Say how many lines contain "году", using only the number.

________________________

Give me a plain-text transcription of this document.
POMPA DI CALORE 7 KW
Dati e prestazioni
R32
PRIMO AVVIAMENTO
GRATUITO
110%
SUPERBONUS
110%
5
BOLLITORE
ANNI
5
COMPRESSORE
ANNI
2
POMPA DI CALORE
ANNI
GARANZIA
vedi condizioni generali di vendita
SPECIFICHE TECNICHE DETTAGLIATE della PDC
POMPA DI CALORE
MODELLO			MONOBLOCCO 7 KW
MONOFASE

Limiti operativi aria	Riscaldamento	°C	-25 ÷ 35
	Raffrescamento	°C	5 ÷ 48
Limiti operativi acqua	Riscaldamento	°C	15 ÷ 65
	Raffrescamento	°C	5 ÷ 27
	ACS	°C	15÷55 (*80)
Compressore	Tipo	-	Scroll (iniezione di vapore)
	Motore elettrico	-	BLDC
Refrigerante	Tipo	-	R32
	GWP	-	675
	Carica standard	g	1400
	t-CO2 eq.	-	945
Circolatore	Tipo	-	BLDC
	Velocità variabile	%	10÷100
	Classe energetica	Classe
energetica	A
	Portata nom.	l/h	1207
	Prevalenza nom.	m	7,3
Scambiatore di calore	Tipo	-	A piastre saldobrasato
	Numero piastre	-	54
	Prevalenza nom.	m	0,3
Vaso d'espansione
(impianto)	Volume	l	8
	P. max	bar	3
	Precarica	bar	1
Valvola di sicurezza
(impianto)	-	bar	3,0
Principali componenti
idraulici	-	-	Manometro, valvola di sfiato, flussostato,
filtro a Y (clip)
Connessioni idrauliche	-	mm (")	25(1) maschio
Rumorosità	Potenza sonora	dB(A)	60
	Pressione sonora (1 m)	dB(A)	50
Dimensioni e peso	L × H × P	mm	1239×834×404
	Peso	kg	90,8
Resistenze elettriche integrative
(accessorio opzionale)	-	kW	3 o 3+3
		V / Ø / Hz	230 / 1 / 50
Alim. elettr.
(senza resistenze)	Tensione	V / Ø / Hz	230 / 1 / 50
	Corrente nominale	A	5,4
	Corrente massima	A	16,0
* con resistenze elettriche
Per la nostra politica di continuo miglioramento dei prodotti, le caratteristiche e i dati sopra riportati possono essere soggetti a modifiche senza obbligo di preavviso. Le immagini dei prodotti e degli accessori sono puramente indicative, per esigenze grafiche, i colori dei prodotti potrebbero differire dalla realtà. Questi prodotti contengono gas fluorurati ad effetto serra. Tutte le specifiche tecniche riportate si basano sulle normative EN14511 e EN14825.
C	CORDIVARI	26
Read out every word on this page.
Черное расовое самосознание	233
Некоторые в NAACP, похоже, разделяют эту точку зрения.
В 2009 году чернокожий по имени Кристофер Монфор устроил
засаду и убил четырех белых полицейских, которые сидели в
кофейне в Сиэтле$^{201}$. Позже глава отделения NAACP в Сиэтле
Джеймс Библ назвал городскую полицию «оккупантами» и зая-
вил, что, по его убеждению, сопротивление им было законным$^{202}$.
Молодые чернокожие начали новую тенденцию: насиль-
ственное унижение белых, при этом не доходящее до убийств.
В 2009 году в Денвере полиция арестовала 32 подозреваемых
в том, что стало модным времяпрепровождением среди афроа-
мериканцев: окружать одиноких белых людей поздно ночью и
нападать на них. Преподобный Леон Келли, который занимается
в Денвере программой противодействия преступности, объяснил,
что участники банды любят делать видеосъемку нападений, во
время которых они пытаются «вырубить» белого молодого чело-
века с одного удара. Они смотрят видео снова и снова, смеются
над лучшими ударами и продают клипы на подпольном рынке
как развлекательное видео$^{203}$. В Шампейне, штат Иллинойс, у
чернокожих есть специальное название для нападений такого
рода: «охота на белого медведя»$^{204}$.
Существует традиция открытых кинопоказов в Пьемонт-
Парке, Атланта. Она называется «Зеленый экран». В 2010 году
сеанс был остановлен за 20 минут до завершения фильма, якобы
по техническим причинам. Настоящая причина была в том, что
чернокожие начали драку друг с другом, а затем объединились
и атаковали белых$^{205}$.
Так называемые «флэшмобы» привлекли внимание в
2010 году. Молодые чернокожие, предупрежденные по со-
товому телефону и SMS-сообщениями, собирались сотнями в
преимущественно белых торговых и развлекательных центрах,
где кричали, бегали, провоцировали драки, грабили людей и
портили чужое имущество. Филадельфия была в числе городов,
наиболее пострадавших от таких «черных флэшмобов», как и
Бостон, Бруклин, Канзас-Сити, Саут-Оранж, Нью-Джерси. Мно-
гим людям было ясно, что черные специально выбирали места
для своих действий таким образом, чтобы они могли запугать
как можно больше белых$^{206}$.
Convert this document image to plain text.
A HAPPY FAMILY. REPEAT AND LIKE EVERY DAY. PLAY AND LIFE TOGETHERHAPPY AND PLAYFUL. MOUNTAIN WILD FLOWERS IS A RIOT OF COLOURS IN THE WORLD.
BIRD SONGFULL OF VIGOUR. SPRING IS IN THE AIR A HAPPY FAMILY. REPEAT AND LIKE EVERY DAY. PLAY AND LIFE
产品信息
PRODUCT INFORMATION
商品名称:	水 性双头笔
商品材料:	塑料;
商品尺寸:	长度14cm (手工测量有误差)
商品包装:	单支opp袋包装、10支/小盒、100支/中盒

________________________

▸ **Full output**:
4